** What is needed **
Go through the material and tally the lines containing the string "label". Give the total alone.

** Structured figure records **
____________

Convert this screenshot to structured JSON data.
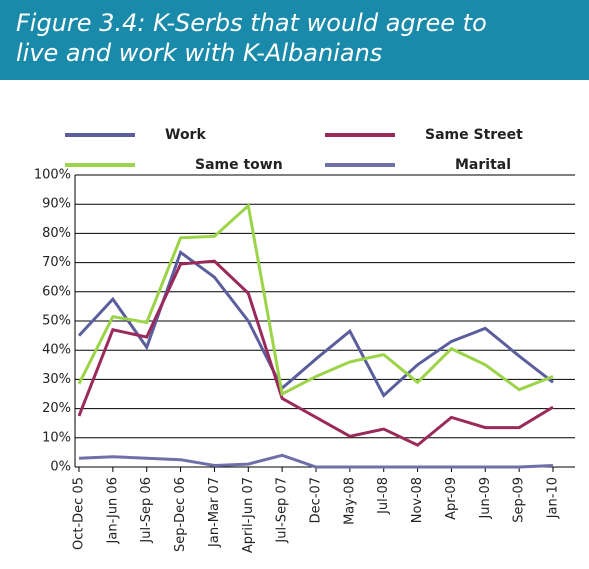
{
  "chart_data": {
    "type": "line",
    "title": "Figure 3.4: K-Serbs that would agree to live and work with K-Albanians",
    "categories": [
      "Oct-Dec 05",
      "Jan-Jun 06",
      "Jul-Sep 06",
      "Sep-Dec 06",
      "Jan-Mar 07",
      "April-Jun 07",
      "Jul-Sep 07",
      "Dec-07",
      "May-08",
      "Jul-08",
      "Nov-08",
      "Apr-09",
      "Jun-09",
      "Sep-09",
      "Jan-10"
    ],
    "series": [
      {
        "name": "Work",
        "color": "#5b5e9c",
        "values": [
          45,
          57.5,
          41,
          73.5,
          65,
          50,
          27,
          37,
          46.5,
          24.5,
          35,
          43,
          47.5,
          38,
          29
        ]
      },
      {
        "name": "Same Street",
        "color": "#9b2a5c",
        "values": [
          17.5,
          47,
          44.5,
          69.5,
          70.5,
          59.5,
          23.5,
          17,
          10.5,
          13,
          7.5,
          17,
          13.5,
          13.5,
          20.5
        ]
      },
      {
        "name": "Same town",
        "color": "#9cd447",
        "values": [
          28.5,
          51.5,
          49.5,
          78.5,
          79,
          89.5,
          25,
          31,
          36,
          38.5,
          29,
          40.5,
          35,
          26.5,
          31
        ]
      },
      {
        "name": "Marital",
        "color": "#6f70aa",
        "values": [
          3,
          3.5,
          3,
          2.5,
          0.5,
          1,
          4,
          0,
          0,
          0,
          0,
          0,
          0,
          0,
          0.5
        ]
      }
    ],
    "ylim": [
      0,
      100
    ],
    "yticks": [
      {
        "value": 0,
        "label": "0%"
      },
      {
        "value": 10,
        "label": "10%"
      },
      {
        "value": 20,
        "label": "20%"
      },
      {
        "value": 30,
        "label": "30%"
      },
      {
        "value": 40,
        "label": "40%"
      },
      {
        "value": 50,
        "label": "50%"
      },
      {
        "value": 60,
        "label": "60%"
      },
      {
        "value": 70,
        "label": "70%"
      },
      {
        "value": 80,
        "label": "80%"
      },
      {
        "value": 90,
        "label": "90%"
      },
      {
        "value": 100,
        "label": "100%"
      }
    ],
    "grid": true
  }
}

____________

** Complete answer **
11